> Exercise directions
Find every line with the word "scale". Copy those lines.

[Figure record listings]
>> BEGIN
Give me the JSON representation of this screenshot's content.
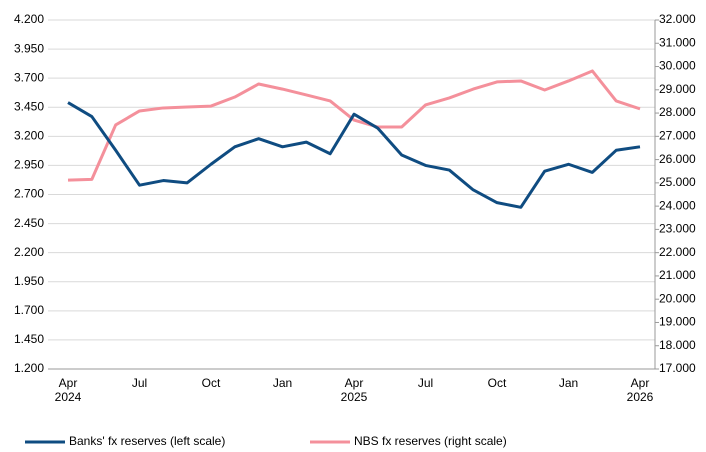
{
  "chart_data": {
    "type": "line",
    "categories": [
      "Apr\n2024",
      null,
      null,
      "Jul",
      null,
      null,
      "Oct",
      null,
      null,
      "Jan",
      null,
      null,
      "Apr\n2025",
      null,
      null,
      "Jul",
      null,
      null,
      "Oct",
      null,
      null,
      "Jan",
      null,
      null,
      "Apr\n2026"
    ],
    "series": [
      {
        "name": "Banks' fx reserves (left scale)",
        "color": "#0f4c81",
        "axis": "y",
        "values": [
          3490,
          3370,
          3080,
          2780,
          2820,
          2800,
          2960,
          3110,
          3180,
          3110,
          3150,
          3050,
          3390,
          3270,
          3040,
          2950,
          2910,
          2740,
          2630,
          2590,
          2900,
          2960,
          2890,
          3080,
          3110
        ]
      },
      {
        "name": "NBS fx reserves (right scale)",
        "color": "#f4909b",
        "axis": "y2",
        "values": [
          25120,
          25150,
          27490,
          28090,
          28220,
          28260,
          28300,
          28690,
          29250,
          29030,
          28780,
          28520,
          27700,
          27400,
          27400,
          28350,
          28650,
          29030,
          29340,
          29380,
          28990,
          29380,
          29810,
          28520,
          28180
        ]
      }
    ],
    "ylim": [
      1200,
      4200
    ],
    "yticks": [
      {
        "value": 1200,
        "label": "1.200"
      },
      {
        "value": 1450,
        "label": "1.450"
      },
      {
        "value": 1700,
        "label": "1.700"
      },
      {
        "value": 1950,
        "label": "1.950"
      },
      {
        "value": 2200,
        "label": "2.200"
      },
      {
        "value": 2450,
        "label": "2.450"
      },
      {
        "value": 2700,
        "label": "2.700"
      },
      {
        "value": 2950,
        "label": "2.950"
      },
      {
        "value": 3200,
        "label": "3.200"
      },
      {
        "value": 3450,
        "label": "3.450"
      },
      {
        "value": 3700,
        "label": "3.700"
      },
      {
        "value": 3950,
        "label": "3.950"
      },
      {
        "value": 4200,
        "label": "4.200"
      }
    ],
    "y2lim": [
      17000,
      32000
    ],
    "y2ticks": [
      {
        "value": 17000,
        "label": "17.000"
      },
      {
        "value": 18000,
        "label": "18.000"
      },
      {
        "value": 19000,
        "label": "19.000"
      },
      {
        "value": 20000,
        "label": "20.000"
      },
      {
        "value": 21000,
        "label": "21.000"
      },
      {
        "value": 22000,
        "label": "22.000"
      },
      {
        "value": 23000,
        "label": "23.000"
      },
      {
        "value": 24000,
        "label": "24.000"
      },
      {
        "value": 25000,
        "label": "25.000"
      },
      {
        "value": 26000,
        "label": "26.000"
      },
      {
        "value": 27000,
        "label": "27.000"
      },
      {
        "value": 28000,
        "label": "28.000"
      },
      {
        "value": 29000,
        "label": "29.000"
      },
      {
        "value": 30000,
        "label": "30.000"
      },
      {
        "value": 31000,
        "label": "31.000"
      },
      {
        "value": 32000,
        "label": "32.000"
      }
    ],
    "grid": true,
    "legend": "bottom"
  }
}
>> END
> Answer below
        "name": "Banks' fx reserves (left scale)",
        "name": "NBS fx reserves (right scale)",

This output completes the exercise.